• **DESCRIPTION OF THE TASK**
Below are some records. Copy every line in them that holds "value".

• **ENTRIES SUPPLIED**
━━━━━━━━━━━━━━━━━━━━━━━━━━━━━━
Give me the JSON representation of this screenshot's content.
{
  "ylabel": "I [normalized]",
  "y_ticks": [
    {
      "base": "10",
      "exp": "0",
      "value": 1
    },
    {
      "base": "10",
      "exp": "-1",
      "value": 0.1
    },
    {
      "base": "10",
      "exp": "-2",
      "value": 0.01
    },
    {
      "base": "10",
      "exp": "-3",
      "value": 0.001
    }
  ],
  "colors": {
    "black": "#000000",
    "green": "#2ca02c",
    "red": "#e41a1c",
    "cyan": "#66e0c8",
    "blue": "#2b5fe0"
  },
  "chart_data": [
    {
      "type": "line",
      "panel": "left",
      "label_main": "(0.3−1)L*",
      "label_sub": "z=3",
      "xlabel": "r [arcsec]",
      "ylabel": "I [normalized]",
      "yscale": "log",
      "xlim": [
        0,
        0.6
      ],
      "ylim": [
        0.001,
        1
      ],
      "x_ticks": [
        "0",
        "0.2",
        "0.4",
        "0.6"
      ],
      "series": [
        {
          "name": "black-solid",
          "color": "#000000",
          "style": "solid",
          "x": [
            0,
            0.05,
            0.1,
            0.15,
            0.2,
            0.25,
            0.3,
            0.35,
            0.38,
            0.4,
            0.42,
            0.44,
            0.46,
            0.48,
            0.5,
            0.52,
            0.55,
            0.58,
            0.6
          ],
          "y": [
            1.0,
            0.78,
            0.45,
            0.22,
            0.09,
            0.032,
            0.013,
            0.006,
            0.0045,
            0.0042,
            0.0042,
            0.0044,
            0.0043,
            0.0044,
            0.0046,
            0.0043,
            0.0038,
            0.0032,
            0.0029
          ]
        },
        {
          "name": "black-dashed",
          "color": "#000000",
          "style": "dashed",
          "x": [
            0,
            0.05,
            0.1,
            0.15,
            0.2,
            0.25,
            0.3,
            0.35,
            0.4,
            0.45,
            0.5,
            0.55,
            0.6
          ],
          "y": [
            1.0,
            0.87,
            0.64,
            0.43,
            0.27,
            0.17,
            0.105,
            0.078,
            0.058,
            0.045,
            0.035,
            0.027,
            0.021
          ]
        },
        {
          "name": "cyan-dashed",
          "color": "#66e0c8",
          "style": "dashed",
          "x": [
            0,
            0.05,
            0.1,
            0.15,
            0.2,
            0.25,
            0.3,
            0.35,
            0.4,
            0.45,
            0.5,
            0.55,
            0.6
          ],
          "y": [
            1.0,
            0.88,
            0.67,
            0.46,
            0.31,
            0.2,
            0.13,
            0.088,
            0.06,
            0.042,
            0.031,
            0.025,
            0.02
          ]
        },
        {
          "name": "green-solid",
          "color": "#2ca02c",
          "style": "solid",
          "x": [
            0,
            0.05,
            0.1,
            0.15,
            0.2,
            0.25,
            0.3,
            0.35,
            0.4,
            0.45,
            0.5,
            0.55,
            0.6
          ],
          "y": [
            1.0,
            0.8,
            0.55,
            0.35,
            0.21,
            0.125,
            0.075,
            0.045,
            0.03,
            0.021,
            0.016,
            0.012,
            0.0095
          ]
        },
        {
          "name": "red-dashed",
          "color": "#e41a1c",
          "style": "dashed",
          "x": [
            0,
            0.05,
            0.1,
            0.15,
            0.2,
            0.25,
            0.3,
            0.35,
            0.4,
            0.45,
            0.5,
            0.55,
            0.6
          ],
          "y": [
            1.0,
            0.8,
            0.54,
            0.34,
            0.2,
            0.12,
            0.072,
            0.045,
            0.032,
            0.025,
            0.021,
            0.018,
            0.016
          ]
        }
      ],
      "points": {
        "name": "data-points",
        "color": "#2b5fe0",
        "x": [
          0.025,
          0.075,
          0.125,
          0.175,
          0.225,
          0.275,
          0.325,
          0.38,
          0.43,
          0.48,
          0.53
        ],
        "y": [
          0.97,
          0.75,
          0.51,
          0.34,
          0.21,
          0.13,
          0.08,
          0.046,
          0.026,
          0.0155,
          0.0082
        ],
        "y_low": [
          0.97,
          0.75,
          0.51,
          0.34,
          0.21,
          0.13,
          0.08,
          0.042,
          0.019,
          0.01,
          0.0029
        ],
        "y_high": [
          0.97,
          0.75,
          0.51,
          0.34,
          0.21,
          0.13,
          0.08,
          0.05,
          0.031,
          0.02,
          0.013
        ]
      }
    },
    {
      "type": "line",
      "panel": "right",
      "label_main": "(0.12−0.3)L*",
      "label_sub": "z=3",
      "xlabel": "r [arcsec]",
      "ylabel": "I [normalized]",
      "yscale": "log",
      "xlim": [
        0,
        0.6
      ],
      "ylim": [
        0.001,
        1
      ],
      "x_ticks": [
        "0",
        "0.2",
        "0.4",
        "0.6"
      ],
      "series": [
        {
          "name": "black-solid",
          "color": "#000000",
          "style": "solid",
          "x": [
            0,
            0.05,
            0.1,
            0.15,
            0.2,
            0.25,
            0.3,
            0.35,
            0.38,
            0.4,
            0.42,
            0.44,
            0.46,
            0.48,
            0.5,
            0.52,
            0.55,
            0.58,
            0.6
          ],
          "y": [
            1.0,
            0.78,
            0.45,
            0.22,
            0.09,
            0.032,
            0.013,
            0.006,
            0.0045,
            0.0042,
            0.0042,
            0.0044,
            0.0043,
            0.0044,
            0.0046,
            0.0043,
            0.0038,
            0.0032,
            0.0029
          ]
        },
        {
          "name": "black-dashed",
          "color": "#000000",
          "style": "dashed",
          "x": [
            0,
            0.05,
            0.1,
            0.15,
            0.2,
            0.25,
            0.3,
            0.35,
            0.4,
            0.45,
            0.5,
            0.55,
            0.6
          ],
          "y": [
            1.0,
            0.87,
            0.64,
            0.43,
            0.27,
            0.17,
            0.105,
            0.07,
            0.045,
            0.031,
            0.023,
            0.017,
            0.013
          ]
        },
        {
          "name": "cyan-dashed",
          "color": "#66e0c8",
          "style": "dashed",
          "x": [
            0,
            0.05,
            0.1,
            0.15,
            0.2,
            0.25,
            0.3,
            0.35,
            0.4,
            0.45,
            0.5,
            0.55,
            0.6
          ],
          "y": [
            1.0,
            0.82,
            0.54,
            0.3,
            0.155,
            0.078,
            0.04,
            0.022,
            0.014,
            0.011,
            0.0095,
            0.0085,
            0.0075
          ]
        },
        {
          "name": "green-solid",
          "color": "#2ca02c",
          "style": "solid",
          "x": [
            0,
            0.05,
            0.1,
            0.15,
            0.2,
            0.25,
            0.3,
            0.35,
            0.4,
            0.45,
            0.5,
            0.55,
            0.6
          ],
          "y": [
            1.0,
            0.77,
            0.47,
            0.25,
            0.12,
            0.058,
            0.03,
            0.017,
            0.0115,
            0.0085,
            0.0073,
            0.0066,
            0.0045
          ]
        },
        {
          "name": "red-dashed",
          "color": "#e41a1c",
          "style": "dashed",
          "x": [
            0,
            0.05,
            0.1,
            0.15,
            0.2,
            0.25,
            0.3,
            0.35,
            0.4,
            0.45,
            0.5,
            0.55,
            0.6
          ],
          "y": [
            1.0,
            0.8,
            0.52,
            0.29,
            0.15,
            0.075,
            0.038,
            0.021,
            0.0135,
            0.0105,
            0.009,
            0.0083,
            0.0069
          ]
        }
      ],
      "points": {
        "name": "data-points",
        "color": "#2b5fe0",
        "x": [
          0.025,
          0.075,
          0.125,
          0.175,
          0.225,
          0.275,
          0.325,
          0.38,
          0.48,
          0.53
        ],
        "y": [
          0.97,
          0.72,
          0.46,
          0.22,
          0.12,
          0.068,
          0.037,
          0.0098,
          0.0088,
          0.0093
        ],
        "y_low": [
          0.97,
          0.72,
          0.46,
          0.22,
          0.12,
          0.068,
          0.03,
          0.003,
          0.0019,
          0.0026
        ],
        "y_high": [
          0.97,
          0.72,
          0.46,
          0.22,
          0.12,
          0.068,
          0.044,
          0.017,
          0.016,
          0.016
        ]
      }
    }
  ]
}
━━━━━━━━━━━━━━━━━━━━━━━━━━━━━━
• **THE ANSWER**
      "value": 1
      "value": 0.1
      "value": 0.01
      "value": 0.001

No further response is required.